+++ TASK DATA
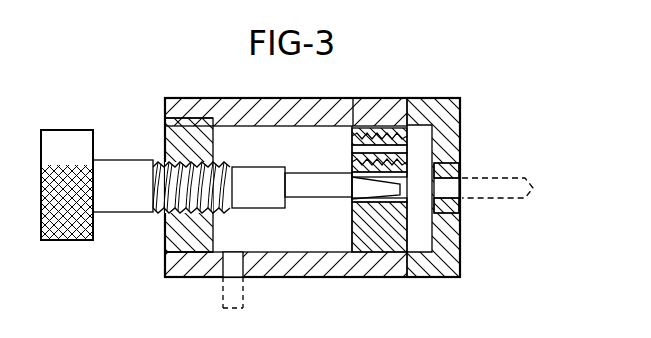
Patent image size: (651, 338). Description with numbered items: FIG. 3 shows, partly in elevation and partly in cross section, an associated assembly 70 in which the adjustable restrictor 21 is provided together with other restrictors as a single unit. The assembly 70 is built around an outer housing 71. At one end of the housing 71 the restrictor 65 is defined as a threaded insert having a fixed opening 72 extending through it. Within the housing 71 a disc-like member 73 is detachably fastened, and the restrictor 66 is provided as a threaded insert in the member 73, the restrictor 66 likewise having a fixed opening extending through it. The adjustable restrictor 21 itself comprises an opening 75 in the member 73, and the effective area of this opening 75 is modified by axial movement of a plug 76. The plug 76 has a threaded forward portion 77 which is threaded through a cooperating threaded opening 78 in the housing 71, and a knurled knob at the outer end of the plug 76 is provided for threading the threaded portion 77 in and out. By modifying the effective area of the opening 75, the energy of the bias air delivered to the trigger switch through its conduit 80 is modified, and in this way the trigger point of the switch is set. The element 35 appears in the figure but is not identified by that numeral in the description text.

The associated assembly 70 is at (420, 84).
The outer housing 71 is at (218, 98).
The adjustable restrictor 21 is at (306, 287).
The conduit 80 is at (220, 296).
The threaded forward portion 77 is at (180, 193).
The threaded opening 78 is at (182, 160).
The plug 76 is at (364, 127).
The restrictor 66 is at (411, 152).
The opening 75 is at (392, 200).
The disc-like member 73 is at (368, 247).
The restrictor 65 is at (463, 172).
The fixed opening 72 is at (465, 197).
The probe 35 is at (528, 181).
++++++
+++ TASK DATA
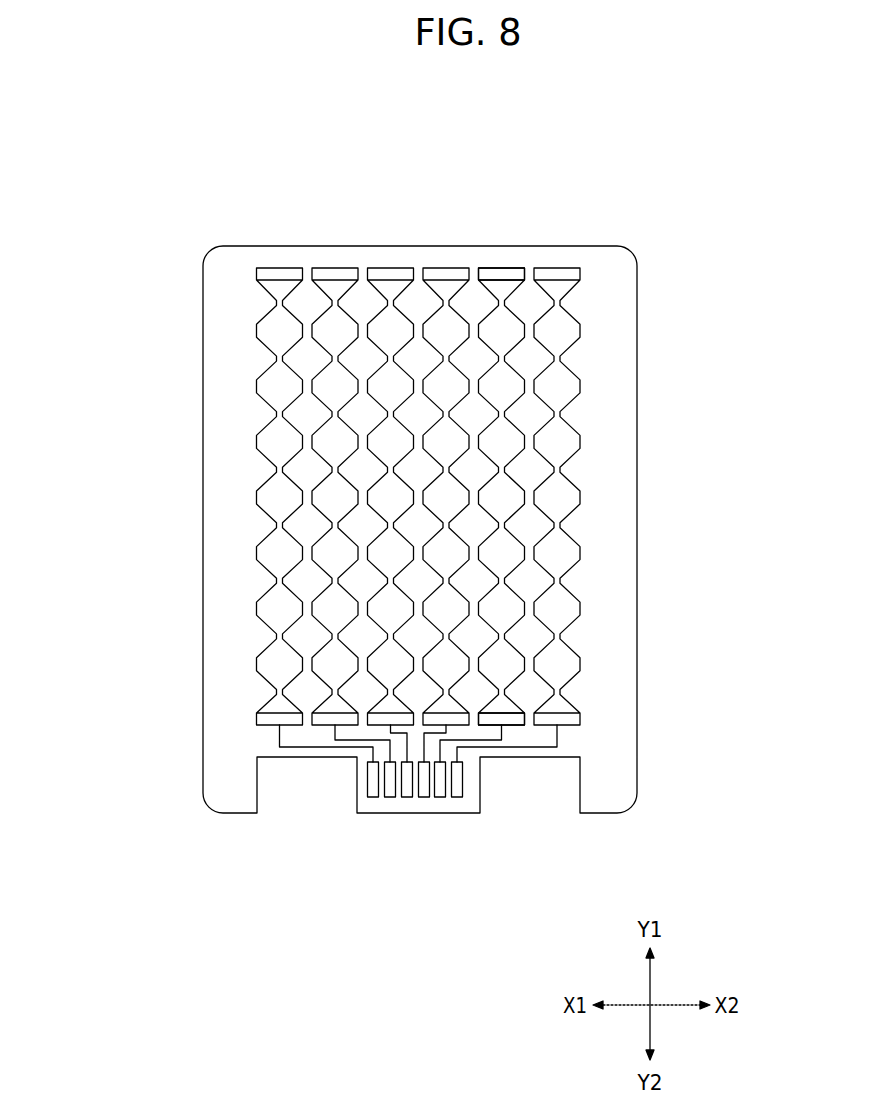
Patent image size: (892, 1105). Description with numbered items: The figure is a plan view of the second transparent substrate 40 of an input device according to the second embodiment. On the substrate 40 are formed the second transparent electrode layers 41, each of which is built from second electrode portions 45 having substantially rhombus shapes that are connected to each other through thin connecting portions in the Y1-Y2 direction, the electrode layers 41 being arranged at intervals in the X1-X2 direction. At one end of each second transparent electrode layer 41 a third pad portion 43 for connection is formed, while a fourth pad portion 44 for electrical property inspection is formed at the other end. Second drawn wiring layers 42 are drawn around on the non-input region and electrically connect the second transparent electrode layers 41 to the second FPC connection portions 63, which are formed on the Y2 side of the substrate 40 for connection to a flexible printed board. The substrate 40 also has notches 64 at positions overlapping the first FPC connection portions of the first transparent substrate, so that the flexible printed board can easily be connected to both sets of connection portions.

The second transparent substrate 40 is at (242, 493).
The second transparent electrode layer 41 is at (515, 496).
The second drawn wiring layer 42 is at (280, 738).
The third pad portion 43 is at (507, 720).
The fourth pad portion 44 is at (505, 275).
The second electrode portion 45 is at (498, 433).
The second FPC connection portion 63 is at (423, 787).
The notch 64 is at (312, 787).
++++++
+++ TASK DATA
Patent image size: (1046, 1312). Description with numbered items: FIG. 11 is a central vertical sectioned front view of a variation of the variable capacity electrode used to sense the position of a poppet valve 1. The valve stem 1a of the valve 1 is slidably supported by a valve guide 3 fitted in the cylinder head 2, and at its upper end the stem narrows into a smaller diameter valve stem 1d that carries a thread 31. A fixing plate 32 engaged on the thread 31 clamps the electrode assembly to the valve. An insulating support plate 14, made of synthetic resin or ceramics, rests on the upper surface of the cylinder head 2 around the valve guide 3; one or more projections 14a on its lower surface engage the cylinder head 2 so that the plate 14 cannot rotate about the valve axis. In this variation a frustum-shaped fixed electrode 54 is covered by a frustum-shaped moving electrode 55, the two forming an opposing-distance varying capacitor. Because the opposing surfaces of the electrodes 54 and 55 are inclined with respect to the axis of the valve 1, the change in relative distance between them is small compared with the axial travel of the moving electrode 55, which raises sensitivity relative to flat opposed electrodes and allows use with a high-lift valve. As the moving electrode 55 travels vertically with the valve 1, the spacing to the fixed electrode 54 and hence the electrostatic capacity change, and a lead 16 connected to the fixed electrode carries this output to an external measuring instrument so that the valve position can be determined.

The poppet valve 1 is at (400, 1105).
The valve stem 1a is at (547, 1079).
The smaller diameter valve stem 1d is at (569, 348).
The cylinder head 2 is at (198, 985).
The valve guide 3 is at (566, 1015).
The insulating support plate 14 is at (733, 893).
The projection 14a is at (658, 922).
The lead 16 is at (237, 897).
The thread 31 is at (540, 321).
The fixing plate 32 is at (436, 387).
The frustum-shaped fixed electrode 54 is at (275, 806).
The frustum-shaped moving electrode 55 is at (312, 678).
++++++
WHAT NEEDS TO BE DONE: Could you reproduce, character for character, the lines between the one holding "Patent image size: (892, 1105)." and the one holding "The second transparent substrate 40 is", inclusive?

FINAL RESULT:
Patent image size: (892, 1105). Description with numbered items: The figure is a plan view of the second transparent substrate 40 of an input device according to the second embodiment. On the substrate 40 are formed the second transparent electrode layers 41, each of which is built from second electrode portions 45 having substantially rhombus shapes that are connected to each other through thin connecting portions in the Y1-Y2 direction, the electrode layers 41 being arranged at intervals in the X1-X2 direction. At one end of each second transparent electrode layer 41 a third pad portion 43 for connection is formed, while a fourth pad portion 44 for electrical property inspection is formed at the other end. Second drawn wiring layers 42 are drawn around on the non-input region and electrically connect the second transparent electrode layers 41 to the second FPC connection portions 63, which are formed on the Y2 side of the substrate 40 for connection to a flexible printed board. The substrate 40 also has notches 64 at positions overlapping the first FPC connection portions of the first transparent substrate, so that the flexible printed board can easily be connected to both sets of connection portions.

The second transparent substrate 40 is at (242, 493).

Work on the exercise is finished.